AIM OF THE EXERCISE
Look through the data below and work out how many lines contain the string "text". Give the number alone.

EXTRACTED ENTRIES
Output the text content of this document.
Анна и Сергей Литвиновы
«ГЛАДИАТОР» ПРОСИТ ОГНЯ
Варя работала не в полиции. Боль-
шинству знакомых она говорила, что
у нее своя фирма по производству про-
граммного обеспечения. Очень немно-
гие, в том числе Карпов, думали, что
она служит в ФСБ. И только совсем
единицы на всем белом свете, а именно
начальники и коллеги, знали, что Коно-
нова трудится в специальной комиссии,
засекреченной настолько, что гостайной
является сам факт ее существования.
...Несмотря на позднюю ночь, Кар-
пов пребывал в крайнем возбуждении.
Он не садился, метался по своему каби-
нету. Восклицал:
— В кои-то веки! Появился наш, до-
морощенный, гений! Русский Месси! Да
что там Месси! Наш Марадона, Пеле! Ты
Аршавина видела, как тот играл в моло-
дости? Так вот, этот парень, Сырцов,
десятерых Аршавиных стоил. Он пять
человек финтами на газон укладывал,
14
--
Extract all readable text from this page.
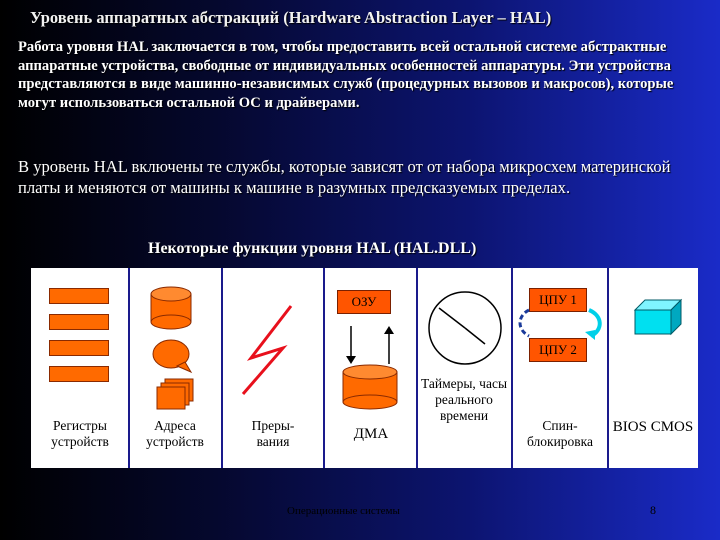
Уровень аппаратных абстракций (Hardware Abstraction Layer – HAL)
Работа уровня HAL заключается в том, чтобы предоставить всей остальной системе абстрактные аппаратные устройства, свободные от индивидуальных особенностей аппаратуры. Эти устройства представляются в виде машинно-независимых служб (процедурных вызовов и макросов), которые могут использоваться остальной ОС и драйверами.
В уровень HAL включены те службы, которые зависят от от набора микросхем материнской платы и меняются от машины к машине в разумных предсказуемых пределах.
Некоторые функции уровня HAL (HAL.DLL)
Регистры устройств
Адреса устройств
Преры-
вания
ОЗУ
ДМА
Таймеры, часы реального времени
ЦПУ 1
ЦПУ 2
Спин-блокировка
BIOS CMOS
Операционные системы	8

WRITTEN SOLUTION
2